-- Input material start --

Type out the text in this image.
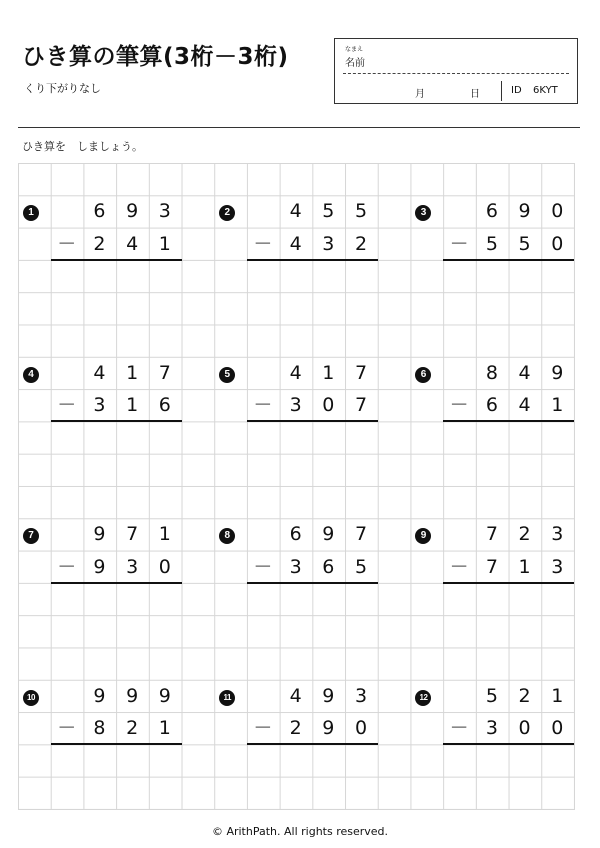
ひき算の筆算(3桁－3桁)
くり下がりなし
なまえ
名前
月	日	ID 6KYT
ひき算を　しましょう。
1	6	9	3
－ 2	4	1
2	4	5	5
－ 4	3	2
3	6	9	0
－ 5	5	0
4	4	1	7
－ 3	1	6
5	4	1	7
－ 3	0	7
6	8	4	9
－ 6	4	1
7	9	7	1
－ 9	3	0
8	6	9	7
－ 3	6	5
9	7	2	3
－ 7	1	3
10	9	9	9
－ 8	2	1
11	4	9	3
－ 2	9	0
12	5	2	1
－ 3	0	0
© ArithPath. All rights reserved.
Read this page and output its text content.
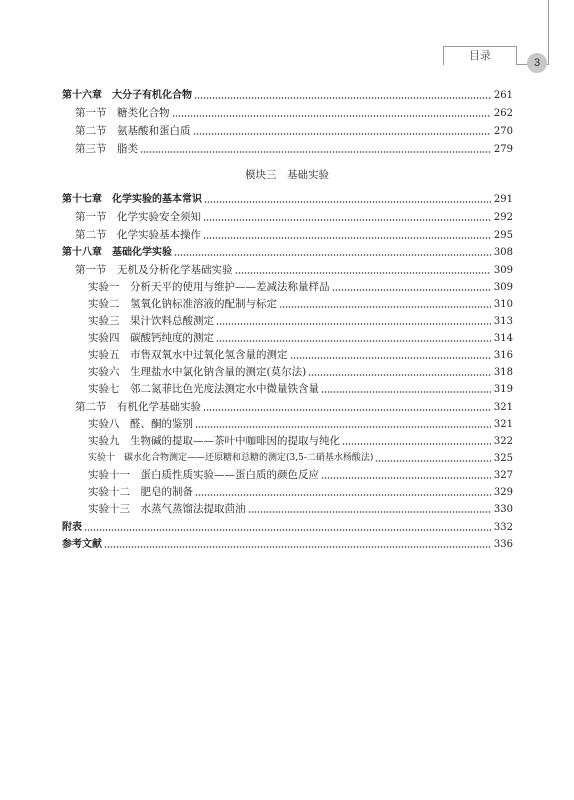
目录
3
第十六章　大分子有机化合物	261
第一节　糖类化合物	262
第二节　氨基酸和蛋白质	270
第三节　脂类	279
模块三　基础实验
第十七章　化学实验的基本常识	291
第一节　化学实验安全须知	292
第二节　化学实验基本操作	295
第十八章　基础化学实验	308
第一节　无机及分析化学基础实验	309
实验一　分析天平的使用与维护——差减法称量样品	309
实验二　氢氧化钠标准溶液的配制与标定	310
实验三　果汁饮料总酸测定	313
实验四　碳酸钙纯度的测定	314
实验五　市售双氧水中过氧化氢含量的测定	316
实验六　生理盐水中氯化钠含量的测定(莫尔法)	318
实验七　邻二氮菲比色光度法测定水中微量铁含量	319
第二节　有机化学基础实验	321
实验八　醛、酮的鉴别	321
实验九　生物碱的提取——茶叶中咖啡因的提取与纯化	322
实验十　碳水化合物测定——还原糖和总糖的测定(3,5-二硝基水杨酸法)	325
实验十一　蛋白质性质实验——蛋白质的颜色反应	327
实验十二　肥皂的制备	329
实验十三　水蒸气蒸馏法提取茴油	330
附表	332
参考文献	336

-- Input material end --
-- Input material start --

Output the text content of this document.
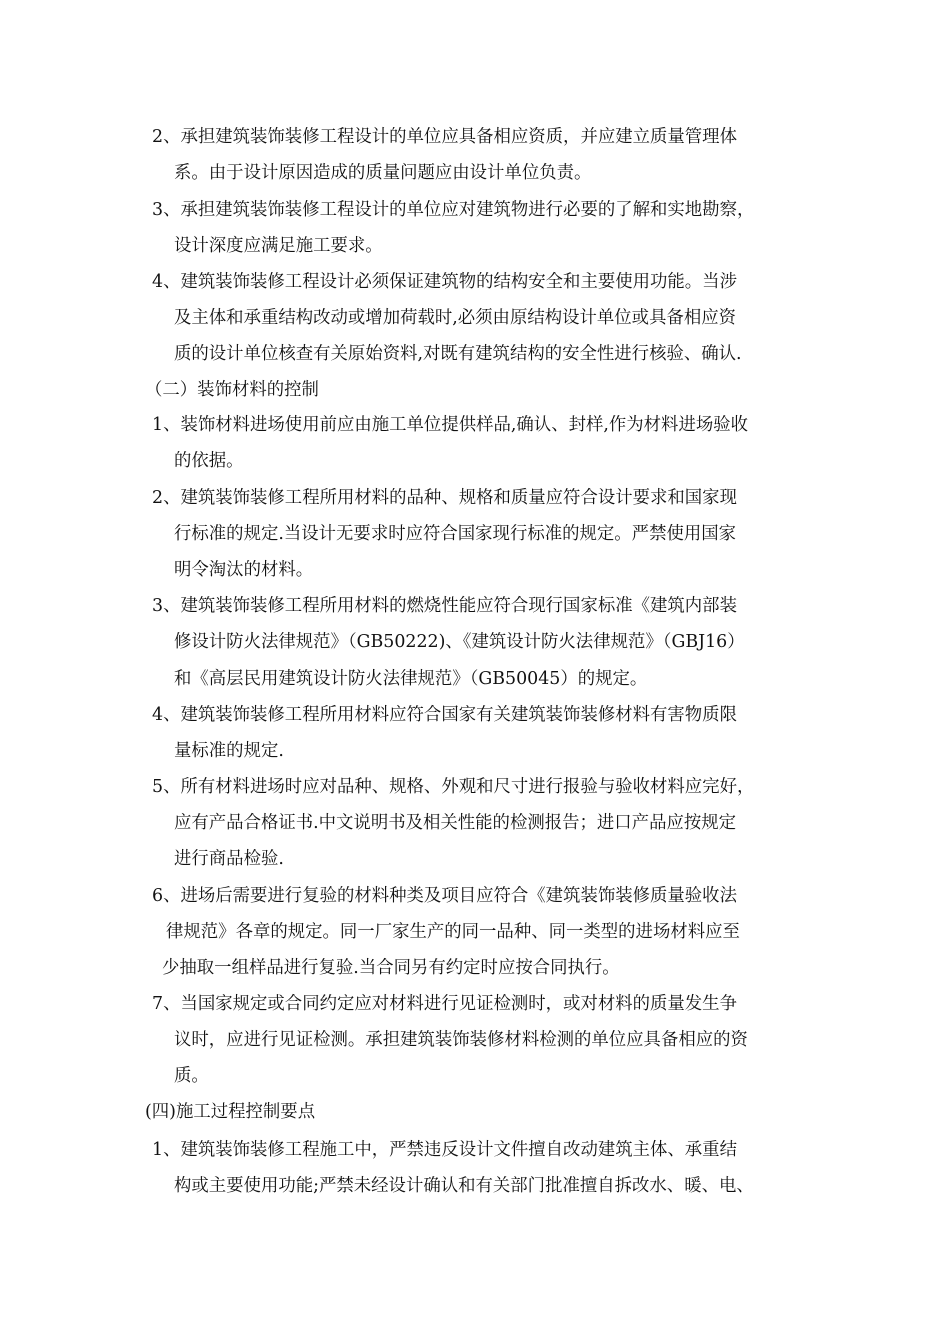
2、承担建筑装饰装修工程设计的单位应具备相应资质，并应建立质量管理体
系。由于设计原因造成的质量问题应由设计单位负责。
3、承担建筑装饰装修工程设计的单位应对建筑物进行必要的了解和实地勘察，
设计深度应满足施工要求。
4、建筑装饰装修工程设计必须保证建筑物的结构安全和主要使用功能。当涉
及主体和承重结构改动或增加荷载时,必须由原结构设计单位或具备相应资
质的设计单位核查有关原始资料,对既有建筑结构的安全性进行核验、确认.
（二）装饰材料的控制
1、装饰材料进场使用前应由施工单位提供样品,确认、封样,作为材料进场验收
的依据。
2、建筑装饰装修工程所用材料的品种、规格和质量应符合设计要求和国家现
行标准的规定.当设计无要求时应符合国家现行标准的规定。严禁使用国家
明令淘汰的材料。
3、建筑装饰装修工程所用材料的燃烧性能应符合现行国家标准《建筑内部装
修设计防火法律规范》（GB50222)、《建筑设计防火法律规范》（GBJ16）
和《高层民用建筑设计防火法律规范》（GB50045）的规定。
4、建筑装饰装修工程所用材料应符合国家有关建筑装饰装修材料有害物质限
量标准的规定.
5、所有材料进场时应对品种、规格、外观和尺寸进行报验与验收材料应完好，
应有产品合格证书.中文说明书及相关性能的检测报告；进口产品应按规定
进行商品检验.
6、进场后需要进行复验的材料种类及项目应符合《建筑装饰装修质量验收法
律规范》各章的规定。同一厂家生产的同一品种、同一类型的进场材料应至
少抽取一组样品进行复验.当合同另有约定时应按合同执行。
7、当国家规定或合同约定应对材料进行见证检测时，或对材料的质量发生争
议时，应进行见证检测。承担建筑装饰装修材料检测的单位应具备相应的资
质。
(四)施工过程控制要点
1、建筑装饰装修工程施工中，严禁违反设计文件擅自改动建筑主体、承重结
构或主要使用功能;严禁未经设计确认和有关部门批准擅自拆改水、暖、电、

-- Input material end --

Exercise instructions. Pull every line containing the word "text" out of the material.

Solved problem.
Type out the text in this image.
Read this page and output its text content.
Output the text content of this document.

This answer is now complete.